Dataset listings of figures
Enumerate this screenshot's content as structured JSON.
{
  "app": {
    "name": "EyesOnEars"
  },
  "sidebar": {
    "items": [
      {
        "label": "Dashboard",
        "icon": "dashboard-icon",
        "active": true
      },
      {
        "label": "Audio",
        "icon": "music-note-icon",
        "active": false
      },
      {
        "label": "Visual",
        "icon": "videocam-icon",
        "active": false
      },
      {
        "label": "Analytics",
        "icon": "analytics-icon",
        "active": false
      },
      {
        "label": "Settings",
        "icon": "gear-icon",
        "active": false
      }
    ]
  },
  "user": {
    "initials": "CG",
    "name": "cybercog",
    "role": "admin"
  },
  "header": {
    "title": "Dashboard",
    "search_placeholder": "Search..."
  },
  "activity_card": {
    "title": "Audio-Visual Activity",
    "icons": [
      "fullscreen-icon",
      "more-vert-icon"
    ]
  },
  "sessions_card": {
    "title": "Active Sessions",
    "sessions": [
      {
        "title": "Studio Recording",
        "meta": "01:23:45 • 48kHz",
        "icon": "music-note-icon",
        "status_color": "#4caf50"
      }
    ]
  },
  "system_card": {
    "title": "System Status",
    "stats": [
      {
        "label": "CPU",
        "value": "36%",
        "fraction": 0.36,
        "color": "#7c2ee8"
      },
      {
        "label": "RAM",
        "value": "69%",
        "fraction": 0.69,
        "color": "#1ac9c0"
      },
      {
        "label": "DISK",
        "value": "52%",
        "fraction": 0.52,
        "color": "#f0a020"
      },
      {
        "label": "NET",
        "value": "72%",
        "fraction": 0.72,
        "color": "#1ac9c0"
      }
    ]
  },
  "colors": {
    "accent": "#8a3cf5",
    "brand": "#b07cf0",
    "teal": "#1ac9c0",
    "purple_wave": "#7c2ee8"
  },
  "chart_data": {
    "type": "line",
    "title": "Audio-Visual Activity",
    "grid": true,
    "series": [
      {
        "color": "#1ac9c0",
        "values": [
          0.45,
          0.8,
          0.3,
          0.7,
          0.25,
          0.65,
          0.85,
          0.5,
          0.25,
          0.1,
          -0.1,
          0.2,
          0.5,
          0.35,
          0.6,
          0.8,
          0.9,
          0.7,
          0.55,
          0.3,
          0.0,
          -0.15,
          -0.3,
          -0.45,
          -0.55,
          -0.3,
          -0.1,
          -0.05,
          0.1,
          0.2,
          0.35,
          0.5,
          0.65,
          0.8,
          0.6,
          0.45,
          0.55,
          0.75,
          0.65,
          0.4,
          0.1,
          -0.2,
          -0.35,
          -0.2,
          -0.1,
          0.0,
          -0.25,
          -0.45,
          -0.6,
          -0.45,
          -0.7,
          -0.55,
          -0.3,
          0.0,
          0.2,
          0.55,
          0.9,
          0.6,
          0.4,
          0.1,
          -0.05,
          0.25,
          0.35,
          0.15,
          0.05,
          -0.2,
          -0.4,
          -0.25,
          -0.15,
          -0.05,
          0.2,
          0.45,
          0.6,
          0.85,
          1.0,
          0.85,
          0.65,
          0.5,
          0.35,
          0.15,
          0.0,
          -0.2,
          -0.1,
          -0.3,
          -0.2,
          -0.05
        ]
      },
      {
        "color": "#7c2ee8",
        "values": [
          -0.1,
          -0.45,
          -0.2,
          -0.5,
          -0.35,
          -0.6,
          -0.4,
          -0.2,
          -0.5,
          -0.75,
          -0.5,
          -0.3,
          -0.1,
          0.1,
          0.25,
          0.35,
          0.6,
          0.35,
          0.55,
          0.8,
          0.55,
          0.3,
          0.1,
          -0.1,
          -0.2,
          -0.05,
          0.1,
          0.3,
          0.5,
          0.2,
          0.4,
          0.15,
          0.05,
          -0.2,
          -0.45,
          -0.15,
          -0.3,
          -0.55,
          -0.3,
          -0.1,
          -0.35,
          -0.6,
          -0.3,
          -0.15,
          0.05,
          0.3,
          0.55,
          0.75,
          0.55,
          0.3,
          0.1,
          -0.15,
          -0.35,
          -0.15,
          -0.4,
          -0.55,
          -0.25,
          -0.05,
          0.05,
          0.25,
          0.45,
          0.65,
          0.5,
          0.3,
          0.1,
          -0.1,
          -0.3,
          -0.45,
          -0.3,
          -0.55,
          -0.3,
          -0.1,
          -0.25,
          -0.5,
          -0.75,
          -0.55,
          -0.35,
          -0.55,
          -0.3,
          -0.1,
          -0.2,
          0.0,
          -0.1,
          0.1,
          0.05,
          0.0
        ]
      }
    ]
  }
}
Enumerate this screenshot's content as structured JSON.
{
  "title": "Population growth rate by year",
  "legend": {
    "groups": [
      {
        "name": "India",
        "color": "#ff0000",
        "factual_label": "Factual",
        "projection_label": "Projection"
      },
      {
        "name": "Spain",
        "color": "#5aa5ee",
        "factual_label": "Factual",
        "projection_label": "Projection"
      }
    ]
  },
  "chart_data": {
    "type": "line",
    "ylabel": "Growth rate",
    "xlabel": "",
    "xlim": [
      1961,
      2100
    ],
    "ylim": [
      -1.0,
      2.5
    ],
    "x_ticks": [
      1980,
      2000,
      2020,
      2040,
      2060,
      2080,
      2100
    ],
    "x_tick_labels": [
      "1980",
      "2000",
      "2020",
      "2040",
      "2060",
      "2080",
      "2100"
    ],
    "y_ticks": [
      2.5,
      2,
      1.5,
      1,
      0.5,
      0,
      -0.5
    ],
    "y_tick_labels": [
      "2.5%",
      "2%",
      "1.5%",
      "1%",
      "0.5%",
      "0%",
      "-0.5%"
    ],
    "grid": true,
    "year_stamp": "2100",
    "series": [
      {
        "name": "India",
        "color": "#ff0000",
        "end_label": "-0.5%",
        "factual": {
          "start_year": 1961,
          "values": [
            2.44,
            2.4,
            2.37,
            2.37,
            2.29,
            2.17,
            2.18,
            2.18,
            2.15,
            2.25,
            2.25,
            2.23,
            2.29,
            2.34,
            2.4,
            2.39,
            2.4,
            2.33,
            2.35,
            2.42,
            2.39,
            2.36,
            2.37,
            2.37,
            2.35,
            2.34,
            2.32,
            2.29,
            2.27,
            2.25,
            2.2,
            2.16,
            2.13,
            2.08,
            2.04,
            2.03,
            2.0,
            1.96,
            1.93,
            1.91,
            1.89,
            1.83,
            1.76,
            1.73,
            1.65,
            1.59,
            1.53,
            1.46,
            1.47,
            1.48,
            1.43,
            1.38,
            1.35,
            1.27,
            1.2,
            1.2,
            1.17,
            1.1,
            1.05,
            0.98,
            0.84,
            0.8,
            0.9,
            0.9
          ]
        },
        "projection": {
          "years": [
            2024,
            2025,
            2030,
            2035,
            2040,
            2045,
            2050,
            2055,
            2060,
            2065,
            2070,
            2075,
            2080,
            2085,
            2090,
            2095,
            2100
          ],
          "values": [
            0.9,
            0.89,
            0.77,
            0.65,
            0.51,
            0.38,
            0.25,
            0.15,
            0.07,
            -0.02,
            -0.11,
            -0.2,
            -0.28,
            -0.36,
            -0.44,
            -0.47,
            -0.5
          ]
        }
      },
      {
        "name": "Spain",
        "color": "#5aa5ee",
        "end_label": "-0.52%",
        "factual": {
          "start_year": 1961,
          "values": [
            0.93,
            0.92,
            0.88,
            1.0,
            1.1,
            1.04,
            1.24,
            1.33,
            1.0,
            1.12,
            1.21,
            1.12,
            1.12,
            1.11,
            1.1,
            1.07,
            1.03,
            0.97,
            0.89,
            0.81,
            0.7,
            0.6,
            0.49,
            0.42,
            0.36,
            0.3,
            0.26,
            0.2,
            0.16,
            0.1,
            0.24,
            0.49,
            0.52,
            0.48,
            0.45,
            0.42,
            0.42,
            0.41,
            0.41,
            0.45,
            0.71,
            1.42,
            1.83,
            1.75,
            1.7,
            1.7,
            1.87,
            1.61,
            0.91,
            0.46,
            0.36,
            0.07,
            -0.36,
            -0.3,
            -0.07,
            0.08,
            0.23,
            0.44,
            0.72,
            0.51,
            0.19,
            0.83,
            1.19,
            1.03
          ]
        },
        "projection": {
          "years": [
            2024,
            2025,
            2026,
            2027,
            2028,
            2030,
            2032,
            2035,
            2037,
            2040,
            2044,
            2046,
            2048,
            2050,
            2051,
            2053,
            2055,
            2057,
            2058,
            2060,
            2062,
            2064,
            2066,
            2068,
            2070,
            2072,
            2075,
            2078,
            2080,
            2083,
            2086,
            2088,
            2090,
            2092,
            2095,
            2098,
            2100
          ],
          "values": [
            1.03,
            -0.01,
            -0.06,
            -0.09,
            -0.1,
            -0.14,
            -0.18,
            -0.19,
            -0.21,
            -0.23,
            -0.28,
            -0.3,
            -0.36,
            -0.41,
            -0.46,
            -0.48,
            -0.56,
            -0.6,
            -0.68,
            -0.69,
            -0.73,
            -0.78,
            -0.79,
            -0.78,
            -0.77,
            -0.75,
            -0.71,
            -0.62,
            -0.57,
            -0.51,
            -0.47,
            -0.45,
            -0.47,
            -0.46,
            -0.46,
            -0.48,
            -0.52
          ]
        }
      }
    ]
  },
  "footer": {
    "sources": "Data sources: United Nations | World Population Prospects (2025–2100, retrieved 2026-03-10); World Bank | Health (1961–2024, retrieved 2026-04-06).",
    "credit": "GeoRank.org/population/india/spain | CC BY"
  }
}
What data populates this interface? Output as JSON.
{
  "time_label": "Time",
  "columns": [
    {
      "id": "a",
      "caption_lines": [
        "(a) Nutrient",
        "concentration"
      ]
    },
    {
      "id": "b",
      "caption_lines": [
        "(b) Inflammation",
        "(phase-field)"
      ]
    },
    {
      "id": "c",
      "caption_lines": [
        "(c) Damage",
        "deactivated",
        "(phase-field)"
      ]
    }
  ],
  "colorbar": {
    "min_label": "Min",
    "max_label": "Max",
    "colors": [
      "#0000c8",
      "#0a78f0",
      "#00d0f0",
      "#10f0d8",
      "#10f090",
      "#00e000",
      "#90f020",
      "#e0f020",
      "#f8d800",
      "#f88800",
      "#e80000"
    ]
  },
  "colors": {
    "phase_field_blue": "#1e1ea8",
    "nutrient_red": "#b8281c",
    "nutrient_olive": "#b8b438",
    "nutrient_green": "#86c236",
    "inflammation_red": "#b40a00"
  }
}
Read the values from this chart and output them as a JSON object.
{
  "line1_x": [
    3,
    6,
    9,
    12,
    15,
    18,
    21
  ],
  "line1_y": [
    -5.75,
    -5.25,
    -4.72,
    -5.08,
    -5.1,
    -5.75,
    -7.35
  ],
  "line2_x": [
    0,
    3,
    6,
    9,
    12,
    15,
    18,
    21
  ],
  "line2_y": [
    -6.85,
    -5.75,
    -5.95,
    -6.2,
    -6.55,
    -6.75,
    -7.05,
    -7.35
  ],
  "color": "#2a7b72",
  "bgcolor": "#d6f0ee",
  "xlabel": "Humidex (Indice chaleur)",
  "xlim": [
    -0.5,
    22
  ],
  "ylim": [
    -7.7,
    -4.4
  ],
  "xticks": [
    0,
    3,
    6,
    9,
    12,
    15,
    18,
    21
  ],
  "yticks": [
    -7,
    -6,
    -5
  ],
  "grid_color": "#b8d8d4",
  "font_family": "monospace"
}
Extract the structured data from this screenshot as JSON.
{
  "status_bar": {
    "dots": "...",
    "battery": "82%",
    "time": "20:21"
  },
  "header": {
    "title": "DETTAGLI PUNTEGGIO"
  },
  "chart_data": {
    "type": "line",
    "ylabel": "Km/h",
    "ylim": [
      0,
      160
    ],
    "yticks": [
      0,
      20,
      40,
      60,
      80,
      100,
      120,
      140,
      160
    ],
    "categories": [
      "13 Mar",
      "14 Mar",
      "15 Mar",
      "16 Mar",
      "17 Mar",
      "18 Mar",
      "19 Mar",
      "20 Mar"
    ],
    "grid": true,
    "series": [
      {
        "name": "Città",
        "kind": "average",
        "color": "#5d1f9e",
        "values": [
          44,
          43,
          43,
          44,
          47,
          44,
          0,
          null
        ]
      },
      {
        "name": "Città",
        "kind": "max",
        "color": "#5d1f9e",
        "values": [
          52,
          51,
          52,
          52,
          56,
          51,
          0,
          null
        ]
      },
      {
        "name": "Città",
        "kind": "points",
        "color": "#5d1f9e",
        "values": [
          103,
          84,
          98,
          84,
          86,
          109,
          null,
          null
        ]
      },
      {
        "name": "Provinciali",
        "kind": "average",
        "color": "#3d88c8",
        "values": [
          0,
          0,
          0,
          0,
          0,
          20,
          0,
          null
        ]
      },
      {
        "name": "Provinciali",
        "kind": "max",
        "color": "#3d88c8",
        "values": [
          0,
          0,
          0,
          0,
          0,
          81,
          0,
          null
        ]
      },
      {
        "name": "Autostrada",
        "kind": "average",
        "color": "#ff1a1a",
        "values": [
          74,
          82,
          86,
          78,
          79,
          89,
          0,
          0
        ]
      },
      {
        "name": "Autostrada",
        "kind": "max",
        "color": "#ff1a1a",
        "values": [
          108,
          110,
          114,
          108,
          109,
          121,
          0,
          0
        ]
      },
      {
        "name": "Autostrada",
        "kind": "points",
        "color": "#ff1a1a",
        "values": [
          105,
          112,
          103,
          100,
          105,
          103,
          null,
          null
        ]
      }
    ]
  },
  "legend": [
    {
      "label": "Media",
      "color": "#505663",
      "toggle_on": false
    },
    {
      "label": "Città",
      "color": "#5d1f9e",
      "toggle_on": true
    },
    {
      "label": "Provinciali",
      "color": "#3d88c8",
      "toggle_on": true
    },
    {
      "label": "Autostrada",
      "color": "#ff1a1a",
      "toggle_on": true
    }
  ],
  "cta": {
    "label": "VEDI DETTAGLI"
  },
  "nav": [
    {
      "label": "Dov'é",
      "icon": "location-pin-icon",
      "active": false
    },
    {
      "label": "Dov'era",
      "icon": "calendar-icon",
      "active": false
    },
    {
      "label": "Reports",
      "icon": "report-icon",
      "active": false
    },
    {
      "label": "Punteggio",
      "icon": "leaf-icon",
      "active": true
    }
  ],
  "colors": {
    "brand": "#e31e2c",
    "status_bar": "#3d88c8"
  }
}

Exercise objective >>
All lines that include "from" are to be gathered and copied.

Solution for this task >>
Read the values from this chart and output them as a JSON object.
Extract the structured data from this screenshot as JSON.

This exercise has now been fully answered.